Every line below that mentions the word "ylabel" should be copied out.

::: GIVEN RECORDS :::

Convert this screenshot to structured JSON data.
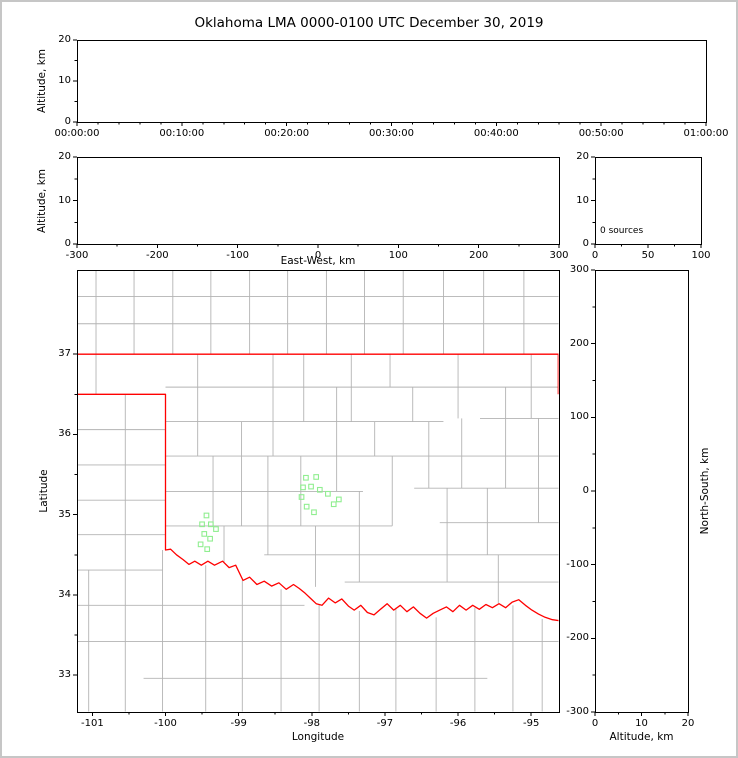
{
  "title": "Oklahoma LMA 0000-0100 UTC December 30, 2019",
  "colors": {
    "background": "#ffffff",
    "frame_border": "#c6c6c6",
    "axis": "#000000",
    "state_border": "#ff0000",
    "county_lines": "#b3b3b3",
    "station_marker": "#90ee90"
  },
  "chart_data": [
    {
      "id": "time-height",
      "type": "scatter",
      "xlabel": "",
      "ylabel": "Altitude, km",
      "xlim": [
        0,
        3600
      ],
      "xticks": [
        0,
        600,
        1200,
        1800,
        2400,
        3000,
        3600
      ],
      "xtick_labels": [
        "00:00:00",
        "00:10:00",
        "00:20:00",
        "00:30:00",
        "00:40:00",
        "00:50:00",
        "01:00:00"
      ],
      "ylim": [
        0,
        20
      ],
      "yticks": [
        0,
        10,
        20
      ],
      "points": []
    },
    {
      "id": "ew-height",
      "type": "scatter",
      "xlabel": "East-West, km",
      "ylabel": "Altitude, km",
      "xlim": [
        -300,
        300
      ],
      "xticks": [
        -300,
        -200,
        -100,
        0,
        100,
        200,
        300
      ],
      "ylim": [
        0,
        20
      ],
      "yticks": [
        0,
        10,
        20
      ],
      "points": []
    },
    {
      "id": "alt-hist",
      "type": "line",
      "annotation": "0 sources",
      "xlim": [
        0,
        100
      ],
      "xticks": [
        0,
        50,
        100
      ],
      "ylim": [
        0,
        20
      ],
      "yticks": [
        0,
        10,
        20
      ],
      "points": []
    },
    {
      "id": "plan-view",
      "type": "scatter",
      "xlabel": "Longitude",
      "ylabel": "Latitude",
      "xlim": [
        -101.21,
        -94.62
      ],
      "xticks": [
        -101,
        -100,
        -99,
        -98,
        -97,
        -96,
        -95
      ],
      "ylim": [
        32.54,
        38.05
      ],
      "yticks": [
        33,
        34,
        35,
        36,
        37
      ],
      "stations": [
        [
          -99.44,
          34.99
        ],
        [
          -99.5,
          34.88
        ],
        [
          -99.38,
          34.88
        ],
        [
          -99.31,
          34.82
        ],
        [
          -99.47,
          34.76
        ],
        [
          -99.39,
          34.7
        ],
        [
          -99.52,
          34.63
        ],
        [
          -99.43,
          34.57
        ],
        [
          -98.08,
          35.46
        ],
        [
          -97.94,
          35.47
        ],
        [
          -98.12,
          35.34
        ],
        [
          -98.01,
          35.35
        ],
        [
          -97.89,
          35.31
        ],
        [
          -98.14,
          35.22
        ],
        [
          -97.78,
          35.26
        ],
        [
          -97.63,
          35.19
        ],
        [
          -98.07,
          35.1
        ],
        [
          -97.97,
          35.03
        ],
        [
          -97.7,
          35.13
        ]
      ],
      "state_border": [
        [
          [
            -101.21,
            37.0
          ],
          [
            -94.62,
            37.0
          ]
        ],
        [
          [
            -94.63,
            37.0
          ],
          [
            -94.63,
            36.5
          ]
        ],
        [
          [
            -101.21,
            36.5
          ],
          [
            -100.0,
            36.5
          ],
          [
            -100.0,
            34.56
          ],
          [
            -99.93,
            34.57
          ],
          [
            -99.85,
            34.5
          ],
          [
            -99.76,
            34.44
          ],
          [
            -99.68,
            34.38
          ],
          [
            -99.6,
            34.42
          ],
          [
            -99.51,
            34.37
          ],
          [
            -99.42,
            34.42
          ],
          [
            -99.33,
            34.37
          ],
          [
            -99.22,
            34.42
          ],
          [
            -99.13,
            34.34
          ],
          [
            -99.04,
            34.37
          ],
          [
            -98.94,
            34.18
          ],
          [
            -98.85,
            34.22
          ],
          [
            -98.75,
            34.13
          ],
          [
            -98.65,
            34.17
          ],
          [
            -98.55,
            34.11
          ],
          [
            -98.45,
            34.15
          ],
          [
            -98.35,
            34.07
          ],
          [
            -98.25,
            34.13
          ],
          [
            -98.17,
            34.08
          ],
          [
            -98.09,
            34.02
          ],
          [
            -98.01,
            33.95
          ],
          [
            -97.94,
            33.89
          ],
          [
            -97.86,
            33.87
          ],
          [
            -97.77,
            33.96
          ],
          [
            -97.68,
            33.9
          ],
          [
            -97.59,
            33.95
          ],
          [
            -97.5,
            33.86
          ],
          [
            -97.42,
            33.81
          ],
          [
            -97.33,
            33.87
          ],
          [
            -97.24,
            33.78
          ],
          [
            -97.15,
            33.75
          ],
          [
            -97.06,
            33.82
          ],
          [
            -96.97,
            33.89
          ],
          [
            -96.88,
            33.81
          ],
          [
            -96.79,
            33.87
          ],
          [
            -96.7,
            33.79
          ],
          [
            -96.61,
            33.85
          ],
          [
            -96.52,
            33.77
          ],
          [
            -96.43,
            33.71
          ],
          [
            -96.34,
            33.77
          ],
          [
            -96.25,
            33.81
          ],
          [
            -96.16,
            33.85
          ],
          [
            -96.07,
            33.79
          ],
          [
            -95.98,
            33.87
          ],
          [
            -95.89,
            33.81
          ],
          [
            -95.8,
            33.87
          ],
          [
            -95.71,
            33.82
          ],
          [
            -95.62,
            33.88
          ],
          [
            -95.53,
            33.84
          ],
          [
            -95.44,
            33.89
          ],
          [
            -95.35,
            33.84
          ],
          [
            -95.26,
            33.91
          ],
          [
            -95.17,
            33.94
          ],
          [
            -95.08,
            33.87
          ],
          [
            -94.99,
            33.81
          ],
          [
            -94.9,
            33.76
          ],
          [
            -94.81,
            33.72
          ],
          [
            -94.71,
            33.69
          ],
          [
            -94.62,
            33.68
          ]
        ]
      ],
      "county_h": [
        [
          37.38,
          -101.21,
          -94.62
        ],
        [
          37.72,
          -101.21,
          -94.62
        ],
        [
          36.59,
          -100.0,
          -94.62
        ],
        [
          36.16,
          -100.0,
          -96.2
        ],
        [
          36.2,
          -95.7,
          -94.62
        ],
        [
          35.73,
          -100.0,
          -94.62
        ],
        [
          35.29,
          -100.0,
          -97.3
        ],
        [
          35.33,
          -96.6,
          -94.62
        ],
        [
          34.86,
          -100.0,
          -96.9
        ],
        [
          34.9,
          -96.25,
          -94.62
        ],
        [
          34.5,
          -98.65,
          -94.62
        ],
        [
          34.16,
          -97.55,
          -94.62
        ],
        [
          36.06,
          -101.21,
          -100.0
        ],
        [
          35.62,
          -101.21,
          -100.0
        ],
        [
          35.18,
          -101.21,
          -100.0
        ],
        [
          34.75,
          -101.21,
          -100.0
        ],
        [
          34.31,
          -101.21,
          -100.04
        ],
        [
          33.87,
          -101.21,
          -98.1
        ],
        [
          33.42,
          -101.21,
          -94.62
        ],
        [
          32.96,
          -100.3,
          -95.6
        ]
      ],
      "county_v": [
        [
          -100.95,
          37.0,
          38.05
        ],
        [
          -100.43,
          37.0,
          38.05
        ],
        [
          -99.9,
          37.0,
          38.05
        ],
        [
          -99.38,
          37.0,
          38.05
        ],
        [
          -98.85,
          37.0,
          38.05
        ],
        [
          -98.33,
          37.0,
          38.05
        ],
        [
          -97.8,
          37.0,
          38.05
        ],
        [
          -97.28,
          37.0,
          38.05
        ],
        [
          -96.75,
          37.0,
          38.05
        ],
        [
          -96.2,
          37.0,
          38.05
        ],
        [
          -95.65,
          37.0,
          38.05
        ],
        [
          -95.1,
          37.0,
          38.05
        ],
        [
          -100.95,
          36.5,
          37.0
        ],
        [
          -100.55,
          32.54,
          36.5
        ],
        [
          -101.05,
          32.54,
          34.31
        ],
        [
          -100.04,
          32.54,
          34.56
        ],
        [
          -99.45,
          32.54,
          34.37
        ],
        [
          -98.95,
          32.54,
          34.18
        ],
        [
          -98.42,
          32.54,
          34.07
        ],
        [
          -97.9,
          32.54,
          33.88
        ],
        [
          -97.35,
          32.54,
          33.8
        ],
        [
          -96.85,
          32.54,
          33.84
        ],
        [
          -96.3,
          32.54,
          33.72
        ],
        [
          -95.77,
          32.54,
          33.84
        ],
        [
          -95.25,
          32.54,
          33.87
        ],
        [
          -94.85,
          32.54,
          33.7
        ],
        [
          -99.56,
          35.73,
          37.0
        ],
        [
          -99.35,
          34.86,
          35.73
        ],
        [
          -99.2,
          34.4,
          34.86
        ],
        [
          -98.96,
          34.86,
          36.16
        ],
        [
          -98.53,
          35.73,
          37.0
        ],
        [
          -98.6,
          34.5,
          35.73
        ],
        [
          -98.11,
          36.16,
          37.0
        ],
        [
          -98.15,
          34.86,
          35.73
        ],
        [
          -97.95,
          34.1,
          34.86
        ],
        [
          -97.66,
          35.29,
          36.59
        ],
        [
          -97.46,
          36.16,
          37.0
        ],
        [
          -97.35,
          34.16,
          35.29
        ],
        [
          -97.14,
          35.73,
          36.16
        ],
        [
          -96.93,
          36.59,
          37.0
        ],
        [
          -96.62,
          36.16,
          36.59
        ],
        [
          -96.9,
          34.86,
          35.73
        ],
        [
          -96.4,
          35.33,
          36.16
        ],
        [
          -96.15,
          34.16,
          35.33
        ],
        [
          -96.0,
          36.2,
          37.0
        ],
        [
          -95.95,
          35.33,
          36.2
        ],
        [
          -95.6,
          34.5,
          35.33
        ],
        [
          -95.35,
          35.33,
          36.59
        ],
        [
          -95.0,
          36.2,
          37.0
        ],
        [
          -94.9,
          34.9,
          36.2
        ],
        [
          -95.45,
          33.9,
          34.5
        ]
      ]
    },
    {
      "id": "ns-height",
      "type": "scatter",
      "xlabel": "Altitude, km",
      "ylabel": "North-South, km",
      "xlim": [
        0,
        20
      ],
      "xticks": [
        0,
        10,
        20
      ],
      "ylim": [
        -300,
        300
      ],
      "yticks": [
        -300,
        -200,
        -100,
        0,
        100,
        200,
        300
      ],
      "points": []
    }
  ]
}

:::

● **RESULT OF THIS EXERCISE**:
      "ylabel": "Altitude, km",
      "ylabel": "Altitude, km",
      "ylabel": "Latitude",
      "ylabel": "North-South, km",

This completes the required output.